WORK INSTRUCTIONS
Omit every picture while repeating the entries exactly.

Stored dataset items
start

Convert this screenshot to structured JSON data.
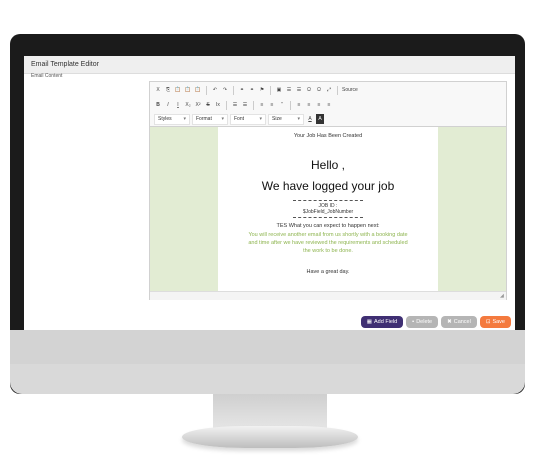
{
  "window": {
    "title": "Email Template Editor",
    "cut_label": "Email Content"
  },
  "toolbar": {
    "row1": [
      "X",
      "⎘",
      "📋",
      "📋",
      "📋",
      "↶",
      "↷",
      "⚭",
      "⚭",
      "⚑",
      "▣",
      "☰",
      "☰",
      "Ω",
      "Ω",
      "⤢"
    ],
    "source_label": "Source",
    "row2": [
      "B",
      "I",
      "I",
      "X₂",
      "X²",
      "S",
      "Ix",
      "☰",
      "☰",
      "≡",
      "≡",
      "”",
      "≡",
      "≡",
      "≡",
      "≡"
    ],
    "styles_label": "Styles",
    "format_label": "Format",
    "font_label": "Font",
    "size_label": "Size",
    "text_color_label": "A",
    "bg_color_label": "A"
  },
  "email": {
    "top_line": "Your Job Has Been Created",
    "hello": "Hello ,",
    "logged": "We have logged your job",
    "job_id": "JOB ID : $JobField_JobNumber",
    "expect": "TES What you can expect to happen next:",
    "green_text": "You will receive another email from us shortly with a booking date and time after we have reviewed the requirements and scheduled the work to be done.",
    "closing": "Have a great day."
  },
  "footer": {
    "add_field": "Add Field",
    "delete": "Delete",
    "cancel": "Cancel",
    "save": "Save"
  },
  "colors": {
    "accent": "#3f2f73",
    "save": "#f47a3e",
    "green_text": "#8db44e",
    "canvas_bg": "#e2ecd3"
  }
}
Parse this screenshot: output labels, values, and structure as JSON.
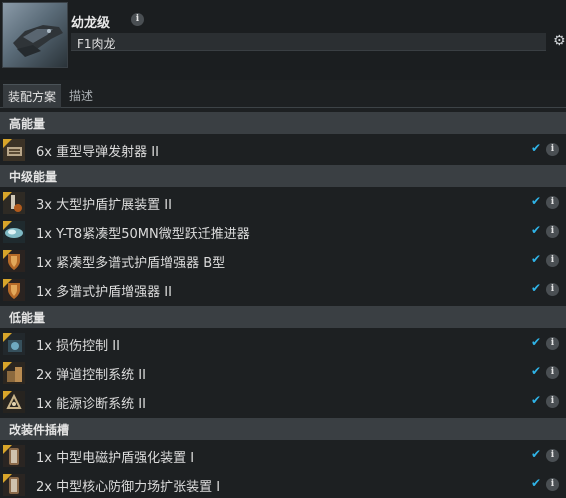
{
  "header": {
    "ship_name": "幼龙级",
    "fit_name": "F1肉龙",
    "info_glyph": "i",
    "settings_icon": "gear-icon",
    "ship_icon": "ship-render-icon"
  },
  "tabs": [
    {
      "label": "装配方案",
      "active": true
    },
    {
      "label": "描述",
      "active": false
    }
  ],
  "sections": [
    {
      "title": "高能量",
      "modules": [
        {
          "label": "6x 重型导弹发射器 II",
          "icon": "missile-launcher-icon"
        }
      ]
    },
    {
      "title": "中级能量",
      "modules": [
        {
          "label": "3x 大型护盾扩展装置 II",
          "icon": "shield-extender-icon"
        },
        {
          "label": "1x Y-T8紧凑型50MN微型跃迁推进器",
          "icon": "microwarpdrive-icon"
        },
        {
          "label": "1x 紧凑型多谱式护盾增强器 B型",
          "icon": "shield-hardener-icon"
        },
        {
          "label": "1x 多谱式护盾增强器 II",
          "icon": "shield-hardener-icon"
        }
      ]
    },
    {
      "title": "低能量",
      "modules": [
        {
          "label": "1x 损伤控制 II",
          "icon": "damage-control-icon"
        },
        {
          "label": "2x 弹道控制系统 II",
          "icon": "ballistic-control-icon"
        },
        {
          "label": "1x 能源诊断系统 II",
          "icon": "power-diagnostic-icon"
        }
      ]
    },
    {
      "title": "改装件插槽",
      "modules": [
        {
          "label": "1x 中型电磁护盾强化装置 I",
          "icon": "rig-icon"
        },
        {
          "label": "2x 中型核心防御力场扩张装置 I",
          "icon": "rig-icon"
        }
      ]
    }
  ],
  "row_check_glyph": "✔",
  "colors": {
    "background": "#1d2022",
    "section_bar": "#3a3f43",
    "check": "#2fb4e8"
  }
}
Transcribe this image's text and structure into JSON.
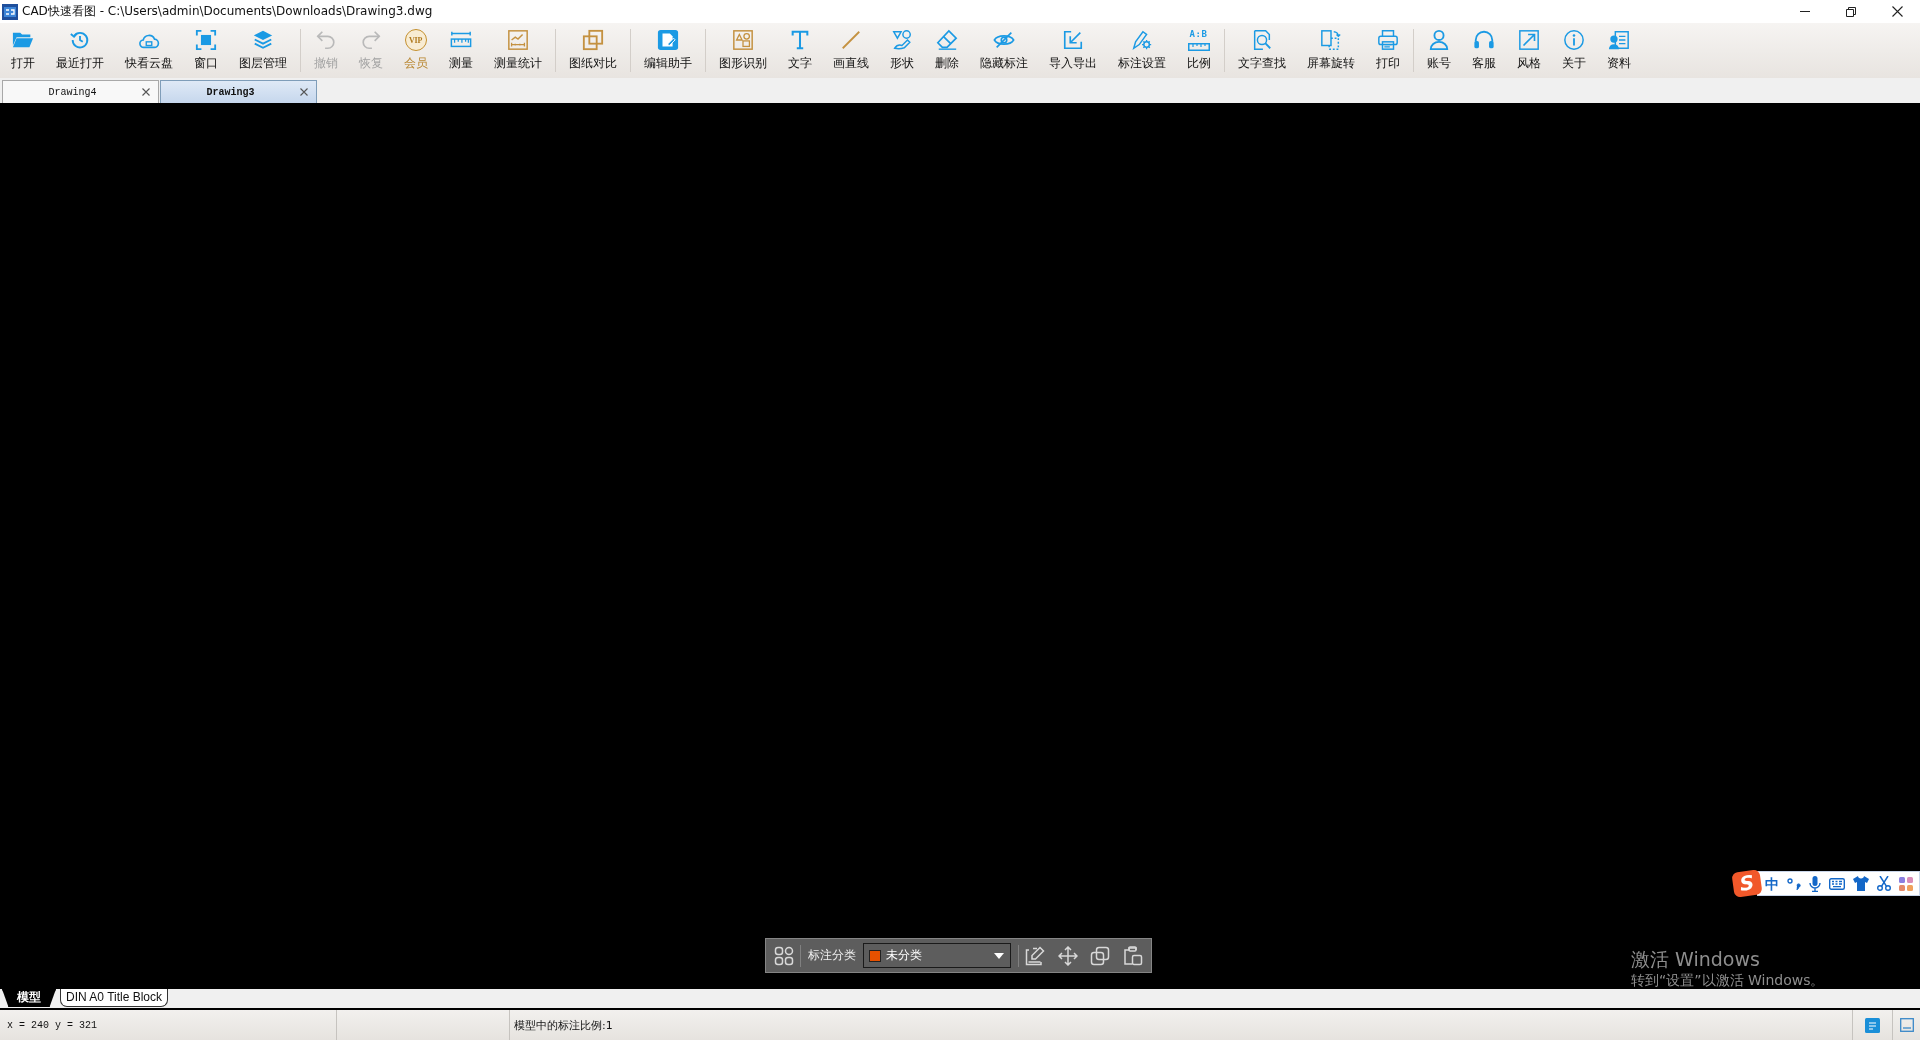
{
  "window": {
    "title": "CAD快速看图 - C:\\Users\\admin\\Documents\\Downloads\\Drawing3.dwg"
  },
  "toolbar": {
    "groups": [
      [
        {
          "label": "打开",
          "disabled": false
        },
        {
          "label": "最近打开",
          "disabled": false
        },
        {
          "label": "快看云盘",
          "disabled": false
        },
        {
          "label": "窗口",
          "disabled": false
        },
        {
          "label": "图层管理",
          "disabled": false
        }
      ],
      [
        {
          "label": "撤销",
          "disabled": true
        },
        {
          "label": "恢复",
          "disabled": true
        },
        {
          "label": "会员",
          "disabled": false,
          "badge": "VIP"
        },
        {
          "label": "测量",
          "disabled": false
        },
        {
          "label": "测量统计",
          "disabled": false
        }
      ],
      [
        {
          "label": "图纸对比",
          "disabled": false
        }
      ],
      [
        {
          "label": "编辑助手",
          "disabled": false
        }
      ],
      [
        {
          "label": "图形识别",
          "disabled": false
        },
        {
          "label": "文字",
          "disabled": false
        },
        {
          "label": "画直线",
          "disabled": false
        },
        {
          "label": "形状",
          "disabled": false
        },
        {
          "label": "删除",
          "disabled": false
        },
        {
          "label": "隐藏标注",
          "disabled": false
        },
        {
          "label": "导入导出",
          "disabled": false
        },
        {
          "label": "标注设置",
          "disabled": false
        },
        {
          "label": "比例",
          "disabled": false,
          "badge": "A:B"
        }
      ],
      [
        {
          "label": "文字查找",
          "disabled": false
        },
        {
          "label": "屏幕旋转",
          "disabled": false
        },
        {
          "label": "打印",
          "disabled": false
        }
      ],
      [
        {
          "label": "账号",
          "disabled": false
        },
        {
          "label": "客服",
          "disabled": false
        },
        {
          "label": "风格",
          "disabled": false
        },
        {
          "label": "关于",
          "disabled": false
        },
        {
          "label": "资料",
          "disabled": false
        }
      ]
    ]
  },
  "document_tabs": [
    {
      "label": "Drawing4",
      "selected": false
    },
    {
      "label": "Drawing3",
      "selected": true
    }
  ],
  "annotation_toolbar": {
    "label": "标注分类",
    "category": {
      "value": "未分类",
      "color": "#e65100"
    }
  },
  "ime_bar": {
    "logo": "S",
    "mode": "中"
  },
  "activation_notice": {
    "title": "激活 Windows",
    "message": "转到“设置”以激活 Windows。"
  },
  "layout_tabs": [
    {
      "label": "模型",
      "selected": true
    },
    {
      "label": "DIN A0 Title Block",
      "selected": false
    }
  ],
  "status_bar": {
    "coordinates": "x = 240 y = 321",
    "annotation_scale": "模型中的标注比例:1"
  }
}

end

FINAL RESULT
Convert this screenshot to structured JSON data.
{
  "window": {
    "title": "Email Template Editor",
    "cut_label": "Email Content"
  },
  "toolbar": {
    "row1": [
      "X",
      "⎘",
      "📋",
      "📋",
      "📋",
      "↶",
      "↷",
      "⚭",
      "⚭",
      "⚑",
      "▣",
      "☰",
      "☰",
      "Ω",
      "Ω",
      "⤢"
    ],
    "source_label": "Source",
    "row2": [
      "B",
      "I",
      "I",
      "X₂",
      "X²",
      "S",
      "Ix",
      "☰",
      "☰",
      "≡",
      "≡",
      "”",
      "≡",
      "≡",
      "≡",
      "≡"
    ],
    "styles_label": "Styles",
    "format_label": "Format",
    "font_label": "Font",
    "size_label": "Size",
    "text_color_label": "A",
    "bg_color_label": "A"
  },
  "email": {
    "top_line": "Your Job Has Been Created",
    "hello": "Hello ,",
    "logged": "We have logged your job",
    "job_id": "JOB ID : $JobField_JobNumber",
    "expect": "TES What you can expect to happen next:",
    "green_text": "You will receive another email from us shortly with a booking date and time after we have reviewed the requirements and scheduled the work to be done.",
    "closing": "Have a great day."
  },
  "footer": {
    "add_field": "Add Field",
    "delete": "Delete",
    "cancel": "Cancel",
    "save": "Save"
  },
  "colors": {
    "accent": "#3f2f73",
    "save": "#f47a3e",
    "green_text": "#8db44e",
    "canvas_bg": "#e2ecd3"
  }
}
Parse this screenshot: output labels, values, and structure as JSON.
{
  "header": {
    "ship_name": "幼龙级",
    "fit_name": "F1肉龙",
    "info_glyph": "i",
    "settings_icon": "gear-icon",
    "ship_icon": "ship-render-icon"
  },
  "tabs": [
    {
      "label": "装配方案",
      "active": true
    },
    {
      "label": "描述",
      "active": false
    }
  ],
  "sections": [
    {
      "title": "高能量",
      "modules": [
        {
          "label": "6x 重型导弹发射器 II",
          "icon": "missile-launcher-icon"
        }
      ]
    },
    {
      "title": "中级能量",
      "modules": [
        {
          "label": "3x 大型护盾扩展装置 II",
          "icon": "shield-extender-icon"
        },
        {
          "label": "1x Y-T8紧凑型50MN微型跃迁推进器",
          "icon": "microwarpdrive-icon"
        },
        {
          "label": "1x 紧凑型多谱式护盾增强器 B型",
          "icon": "shield-hardener-icon"
        },
        {
          "label": "1x 多谱式护盾增强器 II",
          "icon": "shield-hardener-icon"
        }
      ]
    },
    {
      "title": "低能量",
      "modules": [
        {
          "label": "1x 损伤控制 II",
          "icon": "damage-control-icon"
        },
        {
          "label": "2x 弹道控制系统 II",
          "icon": "ballistic-control-icon"
        },
        {
          "label": "1x 能源诊断系统 II",
          "icon": "power-diagnostic-icon"
        }
      ]
    },
    {
      "title": "改装件插槽",
      "modules": [
        {
          "label": "1x 中型电磁护盾强化装置 I",
          "icon": "rig-icon"
        },
        {
          "label": "2x 中型核心防御力场扩张装置 I",
          "icon": "rig-icon"
        }
      ]
    }
  ],
  "row_check_glyph": "✔",
  "colors": {
    "background": "#1d2022",
    "section_bar": "#3a3f43",
    "check": "#2fb4e8"
  }
}
Transcribe this image's text and structure into JSON.
{
  "window": {
    "title": "CAD快速看图 - C:\\Users\\admin\\Documents\\Downloads\\Drawing3.dwg"
  },
  "toolbar": {
    "groups": [
      [
        {
          "label": "打开",
          "disabled": false
        },
        {
          "label": "最近打开",
          "disabled": false
        },
        {
          "label": "快看云盘",
          "disabled": false
        },
        {
          "label": "窗口",
          "disabled": false
        },
        {
          "label": "图层管理",
          "disabled": false
        }
      ],
      [
        {
          "label": "撤销",
          "disabled": true
        },
        {
          "label": "恢复",
          "disabled": true
        },
        {
          "label": "会员",
          "disabled": false,
          "badge": "VIP"
        },
        {
          "label": "测量",
          "disabled": false
        },
        {
          "label": "测量统计",
          "disabled": false
        }
      ],
      [
        {
          "label": "图纸对比",
          "disabled": false
        }
      ],
      [
        {
          "label": "编辑助手",
          "disabled": false
        }
      ],
      [
        {
          "label": "图形识别",
          "disabled": false
        },
        {
          "label": "文字",
          "disabled": false
        },
        {
          "label": "画直线",
          "disabled": false
        },
        {
          "label": "形状",
          "disabled": false
        },
        {
          "label": "删除",
          "disabled": false
        },
        {
          "label": "隐藏标注",
          "disabled": false
        },
        {
          "label": "导入导出",
          "disabled": false
        },
        {
          "label": "标注设置",
          "disabled": false
        },
        {
          "label": "比例",
          "disabled": false,
          "badge": "A:B"
        }
      ],
      [
        {
          "label": "文字查找",
          "disabled": false
        },
        {
          "label": "屏幕旋转",
          "disabled": false
        },
        {
          "label": "打印",
          "disabled": false
        }
      ],
      [
        {
          "label": "账号",
          "disabled": false
        },
        {
          "label": "客服",
          "disabled": false
        },
        {
          "label": "风格",
          "disabled": false
        },
        {
          "label": "关于",
          "disabled": false
        },
        {
          "label": "资料",
          "disabled": false
        }
      ]
    ]
  },
  "document_tabs": [
    {
      "label": "Drawing4",
      "selected": false
    },
    {
      "label": "Drawing3",
      "selected": true
    }
  ],
  "annotation_toolbar": {
    "label": "标注分类",
    "category": {
      "value": "未分类",
      "color": "#e65100"
    }
  },
  "ime_bar": {
    "logo": "S",
    "mode": "中"
  },
  "activation_notice": {
    "title": "激活 Windows",
    "message": "转到“设置”以激活 Windows。"
  },
  "layout_tabs": [
    {
      "label": "模型",
      "selected": true
    },
    {
      "label": "DIN A0 Title Block",
      "selected": false
    }
  ],
  "status_bar": {
    "coordinates": "x = 240 y = 321",
    "annotation_scale": "模型中的标注比例:1"
  }
}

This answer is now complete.